Stated goal:
Restate, word for word, every line of the data.

Dataset records
-------------------------
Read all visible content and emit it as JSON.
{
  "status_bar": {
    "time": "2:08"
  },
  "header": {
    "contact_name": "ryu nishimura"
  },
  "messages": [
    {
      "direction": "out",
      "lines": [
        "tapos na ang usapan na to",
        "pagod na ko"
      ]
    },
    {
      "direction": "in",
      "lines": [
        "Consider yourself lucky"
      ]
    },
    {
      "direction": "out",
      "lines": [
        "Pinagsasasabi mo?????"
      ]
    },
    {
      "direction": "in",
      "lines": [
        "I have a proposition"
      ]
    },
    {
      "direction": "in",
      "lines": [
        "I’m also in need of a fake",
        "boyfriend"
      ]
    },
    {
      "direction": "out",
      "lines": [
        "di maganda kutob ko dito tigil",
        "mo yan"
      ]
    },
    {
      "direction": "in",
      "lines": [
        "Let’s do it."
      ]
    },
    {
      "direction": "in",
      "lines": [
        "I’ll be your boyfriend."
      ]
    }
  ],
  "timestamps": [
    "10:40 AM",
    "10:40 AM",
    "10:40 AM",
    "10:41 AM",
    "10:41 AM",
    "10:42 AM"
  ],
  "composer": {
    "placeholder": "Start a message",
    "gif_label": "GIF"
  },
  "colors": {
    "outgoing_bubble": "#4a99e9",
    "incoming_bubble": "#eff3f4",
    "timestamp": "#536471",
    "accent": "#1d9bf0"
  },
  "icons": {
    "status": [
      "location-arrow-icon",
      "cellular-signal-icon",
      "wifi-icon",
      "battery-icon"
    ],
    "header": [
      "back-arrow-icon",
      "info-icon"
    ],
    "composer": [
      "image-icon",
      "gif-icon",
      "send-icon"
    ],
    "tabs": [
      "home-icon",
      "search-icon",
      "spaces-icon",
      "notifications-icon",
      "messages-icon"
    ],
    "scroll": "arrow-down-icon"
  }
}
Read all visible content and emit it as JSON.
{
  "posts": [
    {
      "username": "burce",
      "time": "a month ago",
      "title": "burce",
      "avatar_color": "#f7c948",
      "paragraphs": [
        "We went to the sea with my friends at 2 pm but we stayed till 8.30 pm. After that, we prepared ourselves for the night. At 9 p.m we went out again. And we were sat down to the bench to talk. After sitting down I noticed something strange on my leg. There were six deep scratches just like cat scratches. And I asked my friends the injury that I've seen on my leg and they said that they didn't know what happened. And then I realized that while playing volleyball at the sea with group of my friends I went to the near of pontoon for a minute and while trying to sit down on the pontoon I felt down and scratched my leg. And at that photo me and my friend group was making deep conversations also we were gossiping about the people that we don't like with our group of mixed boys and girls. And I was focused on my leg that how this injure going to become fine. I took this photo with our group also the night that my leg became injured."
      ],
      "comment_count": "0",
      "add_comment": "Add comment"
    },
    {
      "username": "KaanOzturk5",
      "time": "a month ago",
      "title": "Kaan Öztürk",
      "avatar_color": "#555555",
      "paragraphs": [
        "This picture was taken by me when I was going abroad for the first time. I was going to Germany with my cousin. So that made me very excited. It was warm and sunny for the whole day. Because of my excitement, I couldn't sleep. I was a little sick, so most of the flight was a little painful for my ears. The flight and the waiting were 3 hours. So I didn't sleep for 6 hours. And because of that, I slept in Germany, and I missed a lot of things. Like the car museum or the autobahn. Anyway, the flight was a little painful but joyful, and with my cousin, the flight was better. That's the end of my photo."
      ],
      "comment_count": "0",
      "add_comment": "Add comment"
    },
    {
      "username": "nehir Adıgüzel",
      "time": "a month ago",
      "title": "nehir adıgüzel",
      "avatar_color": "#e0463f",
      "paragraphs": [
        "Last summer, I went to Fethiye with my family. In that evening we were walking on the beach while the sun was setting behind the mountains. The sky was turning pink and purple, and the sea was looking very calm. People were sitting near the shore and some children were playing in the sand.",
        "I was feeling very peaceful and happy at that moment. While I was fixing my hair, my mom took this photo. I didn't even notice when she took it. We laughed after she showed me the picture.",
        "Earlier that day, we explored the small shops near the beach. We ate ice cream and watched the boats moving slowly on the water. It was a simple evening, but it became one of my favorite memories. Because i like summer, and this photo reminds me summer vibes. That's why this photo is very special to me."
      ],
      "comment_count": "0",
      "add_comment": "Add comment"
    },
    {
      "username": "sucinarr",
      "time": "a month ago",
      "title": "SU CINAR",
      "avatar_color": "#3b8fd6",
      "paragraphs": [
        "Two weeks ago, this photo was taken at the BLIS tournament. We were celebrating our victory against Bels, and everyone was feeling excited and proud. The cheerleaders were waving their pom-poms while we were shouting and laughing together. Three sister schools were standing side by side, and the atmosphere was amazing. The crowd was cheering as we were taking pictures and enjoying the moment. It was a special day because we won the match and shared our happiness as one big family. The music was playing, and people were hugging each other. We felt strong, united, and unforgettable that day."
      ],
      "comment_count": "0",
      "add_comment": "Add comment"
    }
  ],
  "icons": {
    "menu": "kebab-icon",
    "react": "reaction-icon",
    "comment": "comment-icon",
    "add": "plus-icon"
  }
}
-------------------------
The answer:
Read all visible content and emit it as JSON.
{
  "status_bar": {
    "time": "2:08"
  },
  "header": {
    "contact_name": "ryu nishimura"
  },
  "messages": [
    {
      "direction": "out",
      "lines": [
        "tapos na ang usapan na to",
        "pagod na ko"
      ]
    },
    {
      "direction": "in",
      "lines": [
        "Consider yourself lucky"
      ]
    },
    {
      "direction": "out",
      "lines": [
        "Pinagsasasabi mo?????"
      ]
    },
    {
      "direction": "in",
      "lines": [
        "I have a proposition"
      ]
    },
    {
      "direction": "in",
      "lines": [
        "I’m also in need of a fake",
        "boyfriend"
      ]
    },
    {
      "direction": "out",
      "lines": [
        "di maganda kutob ko dito tigil",
        "mo yan"
      ]
    },
    {
      "direction": "in",
      "lines": [
        "Let’s do it."
      ]
    },
    {
      "direction": "in",
      "lines": [
        "I’ll be your boyfriend."
      ]
    }
  ],
  "timestamps": [
    "10:40 AM",
    "10:40 AM",
    "10:40 AM",
    "10:41 AM",
    "10:41 AM",
    "10:42 AM"
  ],
  "composer": {
    "placeholder": "Start a message",
    "gif_label": "GIF"
  },
  "colors": {
    "outgoing_bubble": "#4a99e9",
    "incoming_bubble": "#eff3f4",
    "timestamp": "#536471",
    "accent": "#1d9bf0"
  },
  "icons": {
    "status": [
      "location-arrow-icon",
      "cellular-signal-icon",
      "wifi-icon",
      "battery-icon"
    ],
    "header": [
      "back-arrow-icon",
      "info-icon"
    ],
    "composer": [
      "image-icon",
      "gif-icon",
      "send-icon"
    ],
    "tabs": [
      "home-icon",
      "search-icon",
      "spaces-icon",
      "notifications-icon",
      "messages-icon"
    ],
    "scroll": "arrow-down-icon"
  }
}
Read all visible content and emit it as JSON.
{
  "posts": [
    {
      "username": "burce",
      "time": "a month ago",
      "title": "burce",
      "avatar_color": "#f7c948",
      "paragraphs": [
        "We went to the sea with my friends at 2 pm but we stayed till 8.30 pm. After that, we prepared ourselves for the night. At 9 p.m we went out again. And we were sat down to the bench to talk. After sitting down I noticed something strange on my leg. There were six deep scratches just like cat scratches. And I asked my friends the injury that I've seen on my leg and they said that they didn't know what happened. And then I realized that while playing volleyball at the sea with group of my friends I went to the near of pontoon for a minute and while trying to sit down on the pontoon I felt down and scratched my leg. And at that photo me and my friend group was making deep conversations also we were gossiping about the people that we don't like with our group of mixed boys and girls. And I was focused on my leg that how this injure going to become fine. I took this photo with our group also the night that my leg became injured."
      ],
      "comment_count": "0",
      "add_comment": "Add comment"
    },
    {
      "username": "KaanOzturk5",
      "time": "a month ago",
      "title": "Kaan Öztürk",
      "avatar_color": "#555555",
      "paragraphs": [
        "This picture was taken by me when I was going abroad for the first time. I was going to Germany with my cousin. So that made me very excited. It was warm and sunny for the whole day. Because of my excitement, I couldn't sleep. I was a little sick, so most of the flight was a little painful for my ears. The flight and the waiting were 3 hours. So I didn't sleep for 6 hours. And because of that, I slept in Germany, and I missed a lot of things. Like the car museum or the autobahn. Anyway, the flight was a little painful but joyful, and with my cousin, the flight was better. That's the end of my photo."
      ],
      "comment_count": "0",
      "add_comment": "Add comment"
    },
    {
      "username": "nehir Adıgüzel",
      "time": "a month ago",
      "title": "nehir adıgüzel",
      "avatar_color": "#e0463f",
      "paragraphs": [
        "Last summer, I went to Fethiye with my family. In that evening we were walking on the beach while the sun was setting behind the mountains. The sky was turning pink and purple, and the sea was looking very calm. People were sitting near the shore and some children were playing in the sand.",
        "I was feeling very peaceful and happy at that moment. While I was fixing my hair, my mom took this photo. I didn't even notice when she took it. We laughed after she showed me the picture.",
        "Earlier that day, we explored the small shops near the beach. We ate ice cream and watched the boats moving slowly on the water. It was a simple evening, but it became one of my favorite memories. Because i like summer, and this photo reminds me summer vibes. That's why this photo is very special to me."
      ],
      "comment_count": "0",
      "add_comment": "Add comment"
    },
    {
      "username": "sucinarr",
      "time": "a month ago",
      "title": "SU CINAR",
      "avatar_color": "#3b8fd6",
      "paragraphs": [
        "Two weeks ago, this photo was taken at the BLIS tournament. We were celebrating our victory against Bels, and everyone was feeling excited and proud. The cheerleaders were waving their pom-poms while we were shouting and laughing together. Three sister schools were standing side by side, and the atmosphere was amazing. The crowd was cheering as we were taking pictures and enjoying the moment. It was a special day because we won the match and shared our happiness as one big family. The music was playing, and people were hugging each other. We felt strong, united, and unforgettable that day."
      ],
      "comment_count": "0",
      "add_comment": "Add comment"
    }
  ],
  "icons": {
    "menu": "kebab-icon",
    "react": "reaction-icon",
    "comment": "comment-icon",
    "add": "plus-icon"
  }
}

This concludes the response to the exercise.